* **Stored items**
+++
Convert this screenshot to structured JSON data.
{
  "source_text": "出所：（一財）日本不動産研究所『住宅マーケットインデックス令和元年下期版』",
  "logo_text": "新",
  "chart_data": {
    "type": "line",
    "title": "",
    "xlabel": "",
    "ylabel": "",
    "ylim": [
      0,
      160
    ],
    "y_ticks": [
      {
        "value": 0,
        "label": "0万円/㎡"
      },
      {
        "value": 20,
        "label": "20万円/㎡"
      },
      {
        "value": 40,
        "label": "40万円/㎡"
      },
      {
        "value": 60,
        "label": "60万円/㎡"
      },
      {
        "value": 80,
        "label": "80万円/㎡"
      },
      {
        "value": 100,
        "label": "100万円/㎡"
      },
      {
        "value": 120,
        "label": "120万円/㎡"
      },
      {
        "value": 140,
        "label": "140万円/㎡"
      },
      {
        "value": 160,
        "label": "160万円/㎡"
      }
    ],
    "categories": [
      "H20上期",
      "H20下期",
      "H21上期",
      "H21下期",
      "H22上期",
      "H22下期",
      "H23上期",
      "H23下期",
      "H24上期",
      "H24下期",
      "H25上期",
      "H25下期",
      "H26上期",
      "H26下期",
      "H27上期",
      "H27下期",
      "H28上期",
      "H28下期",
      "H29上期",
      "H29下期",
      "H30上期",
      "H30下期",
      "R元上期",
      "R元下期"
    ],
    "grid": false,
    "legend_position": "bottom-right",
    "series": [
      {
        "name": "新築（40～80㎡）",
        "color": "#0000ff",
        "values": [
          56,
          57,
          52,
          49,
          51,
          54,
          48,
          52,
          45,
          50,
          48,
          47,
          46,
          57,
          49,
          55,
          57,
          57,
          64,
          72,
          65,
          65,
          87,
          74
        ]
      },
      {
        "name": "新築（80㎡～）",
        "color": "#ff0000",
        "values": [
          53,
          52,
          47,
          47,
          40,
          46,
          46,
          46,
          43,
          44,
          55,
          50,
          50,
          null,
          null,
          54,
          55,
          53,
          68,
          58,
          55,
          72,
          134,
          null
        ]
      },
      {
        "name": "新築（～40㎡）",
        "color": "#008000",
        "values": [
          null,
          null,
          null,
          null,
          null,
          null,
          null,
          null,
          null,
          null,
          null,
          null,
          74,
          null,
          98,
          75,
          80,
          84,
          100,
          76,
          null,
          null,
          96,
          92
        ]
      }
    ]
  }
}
+++
* **TASK**
Transcribe all the entries, keeping each one exactly as it is.

* **RESULT OF THE EXERCISE**
Convert this screenshot to structured JSON data.
{
  "source_text": "出所：（一財）日本不動産研究所『住宅マーケットインデックス令和元年下期版』",
  "logo_text": "新",
  "chart_data": {
    "type": "line",
    "title": "",
    "xlabel": "",
    "ylabel": "",
    "ylim": [
      0,
      160
    ],
    "y_ticks": [
      {
        "value": 0,
        "label": "0万円/㎡"
      },
      {
        "value": 20,
        "label": "20万円/㎡"
      },
      {
        "value": 40,
        "label": "40万円/㎡"
      },
      {
        "value": 60,
        "label": "60万円/㎡"
      },
      {
        "value": 80,
        "label": "80万円/㎡"
      },
      {
        "value": 100,
        "label": "100万円/㎡"
      },
      {
        "value": 120,
        "label": "120万円/㎡"
      },
      {
        "value": 140,
        "label": "140万円/㎡"
      },
      {
        "value": 160,
        "label": "160万円/㎡"
      }
    ],
    "categories": [
      "H20上期",
      "H20下期",
      "H21上期",
      "H21下期",
      "H22上期",
      "H22下期",
      "H23上期",
      "H23下期",
      "H24上期",
      "H24下期",
      "H25上期",
      "H25下期",
      "H26上期",
      "H26下期",
      "H27上期",
      "H27下期",
      "H28上期",
      "H28下期",
      "H29上期",
      "H29下期",
      "H30上期",
      "H30下期",
      "R元上期",
      "R元下期"
    ],
    "grid": false,
    "legend_position": "bottom-right",
    "series": [
      {
        "name": "新築（40～80㎡）",
        "color": "#0000ff",
        "values": [
          56,
          57,
          52,
          49,
          51,
          54,
          48,
          52,
          45,
          50,
          48,
          47,
          46,
          57,
          49,
          55,
          57,
          57,
          64,
          72,
          65,
          65,
          87,
          74
        ]
      },
      {
        "name": "新築（80㎡～）",
        "color": "#ff0000",
        "values": [
          53,
          52,
          47,
          47,
          40,
          46,
          46,
          46,
          43,
          44,
          55,
          50,
          50,
          null,
          null,
          54,
          55,
          53,
          68,
          58,
          55,
          72,
          134,
          null
        ]
      },
      {
        "name": "新築（～40㎡）",
        "color": "#008000",
        "values": [
          null,
          null,
          null,
          null,
          null,
          null,
          null,
          null,
          null,
          null,
          null,
          null,
          74,
          null,
          98,
          75,
          80,
          84,
          100,
          76,
          null,
          null,
          96,
          92
        ]
      }
    ]
  }
}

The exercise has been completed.